■ The exercise: Look through the data below and return each line where "PCOS" appears.

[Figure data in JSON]
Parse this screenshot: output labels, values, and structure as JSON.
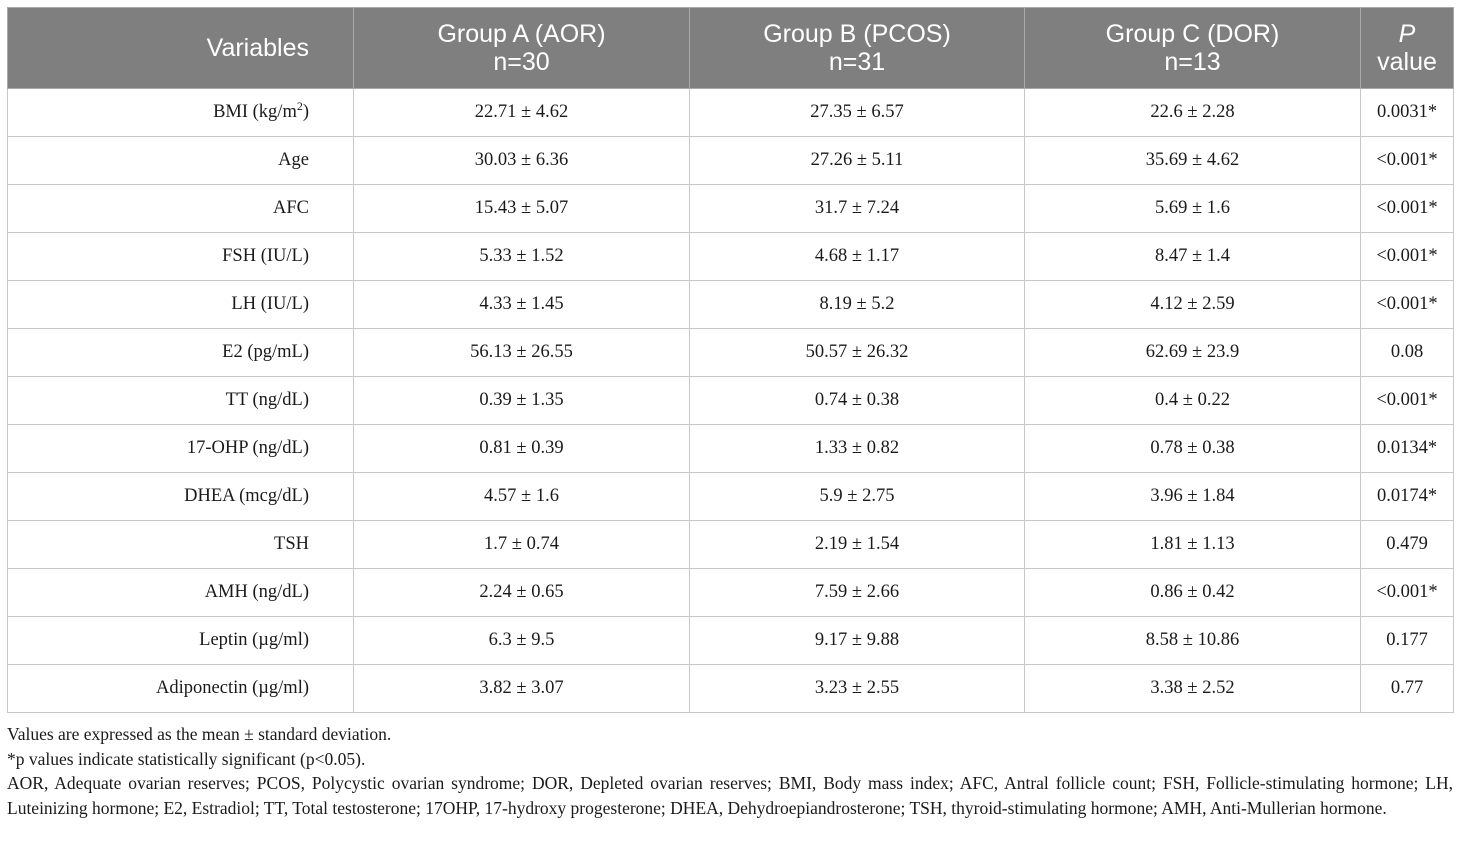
{
  "headers": {
    "variables": "Variables",
    "group_a": {
      "line1": "Group A (AOR)",
      "line2": "n=30"
    },
    "group_b": {
      "line1": "Group B (PCOS)",
      "line2": "n=31"
    },
    "group_c": {
      "line1": "Group C (DOR)",
      "line2": "n=13"
    },
    "p_value": {
      "line1": "P",
      "line2": "value"
    }
  },
  "rows": [
    {
      "variable": "BMI (kg/m",
      "variable_sup": "2",
      "variable_end": ")",
      "a": "22.71 ± 4.62",
      "b": "27.35 ± 6.57",
      "c": "22.6 ± 2.28",
      "p": "0.0031*"
    },
    {
      "variable": "Age",
      "a": "30.03 ± 6.36",
      "b": "27.26 ± 5.11",
      "c": "35.69 ± 4.62",
      "p": "<0.001*"
    },
    {
      "variable": "AFC",
      "a": "15.43 ± 5.07",
      "b": "31.7 ± 7.24",
      "c": "5.69 ± 1.6",
      "p": "<0.001*"
    },
    {
      "variable": "FSH (IU/L)",
      "a": "5.33 ± 1.52",
      "b": "4.68 ± 1.17",
      "c": "8.47 ± 1.4",
      "p": "<0.001*"
    },
    {
      "variable": "LH (IU/L)",
      "a": "4.33 ± 1.45",
      "b": "8.19 ± 5.2",
      "c": "4.12 ± 2.59",
      "p": "<0.001*"
    },
    {
      "variable": "E2 (pg/mL)",
      "a": "56.13 ± 26.55",
      "b": "50.57 ± 26.32",
      "c": "62.69 ± 23.9",
      "p": "0.08"
    },
    {
      "variable": "TT (ng/dL)",
      "a": "0.39 ± 1.35",
      "b": "0.74 ± 0.38",
      "c": "0.4 ± 0.22",
      "p": "<0.001*"
    },
    {
      "variable": "17-OHP (ng/dL)",
      "a": "0.81 ± 0.39",
      "b": "1.33 ± 0.82",
      "c": "0.78 ± 0.38",
      "p": "0.0134*"
    },
    {
      "variable": "DHEA (mcg/dL)",
      "a": "4.57 ± 1.6",
      "b": "5.9 ± 2.75",
      "c": "3.96 ± 1.84",
      "p": "0.0174*"
    },
    {
      "variable": "TSH",
      "a": "1.7 ± 0.74",
      "b": "2.19 ± 1.54",
      "c": "1.81 ± 1.13",
      "p": "0.479"
    },
    {
      "variable": "AMH (ng/dL)",
      "a": "2.24 ± 0.65",
      "b": "7.59 ± 2.66",
      "c": "0.86 ± 0.42",
      "p": "<0.001*"
    },
    {
      "variable": "Leptin (µg/ml)",
      "a": "6.3 ± 9.5",
      "b": "9.17 ± 9.88",
      "c": "8.58 ± 10.86",
      "p": "0.177"
    },
    {
      "variable": "Adiponectin (µg/ml)",
      "a": "3.82 ± 3.07",
      "b": "3.23 ± 2.55",
      "c": "3.38 ± 2.52",
      "p": "0.77"
    }
  ],
  "footnotes": {
    "values_note": "Values are expressed as the mean ± standard deviation.",
    "significance_note": "*p values indicate statistically significant (p<0.05).",
    "abbreviations": "AOR, Adequate ovarian reserves; PCOS, Polycystic ovarian syndrome; DOR, Depleted ovarian reserves; BMI, Body mass index; AFC, Antral follicle count; FSH, Follicle-stimulating hormone; LH, Luteinizing hormone; E2, Estradiol; TT, Total testosterone; 17OHP, 17-hydroxy progesterone; DHEA, Dehydroepiandrosterone; TSH, thyroid-stimulating hormone; AMH, Anti-Mullerian hormone."
  },
  "colors": {
    "header_bg": "#7f7f7f",
    "header_text": "#ffffff",
    "grid": "#c8c8c8"
  }
}
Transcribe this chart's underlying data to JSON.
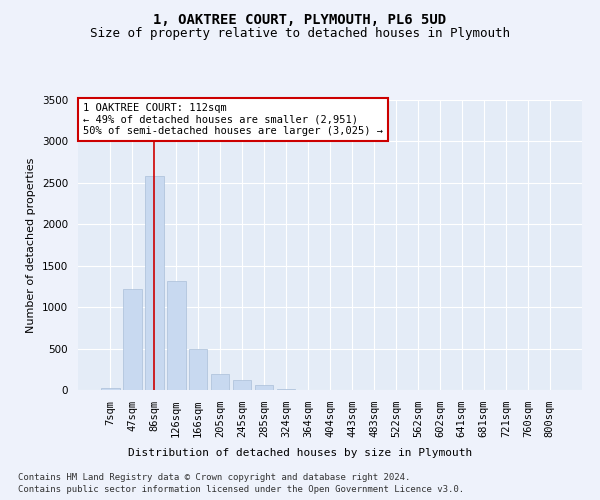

■ Answer below:
      "line1": "Group B (PCOS)",
    "abbreviations": "AOR, Adequate ovarian reserves; PCOS, Polycystic ovarian syndrome; DOR, Depleted ovarian reserves; BMI, Body mass index; AFC, Antral follicle count; FSH, Follicle-stimulating hormone; LH, Luteinizing hormone; E2, Estradiol; TT, Total testosterone; 17OHP, 17-hydroxy progesterone; DHEA, Dehydroepiandrosterone; TSH, thyroid-stimulating hormone; AMH, Anti-Mullerian hormone."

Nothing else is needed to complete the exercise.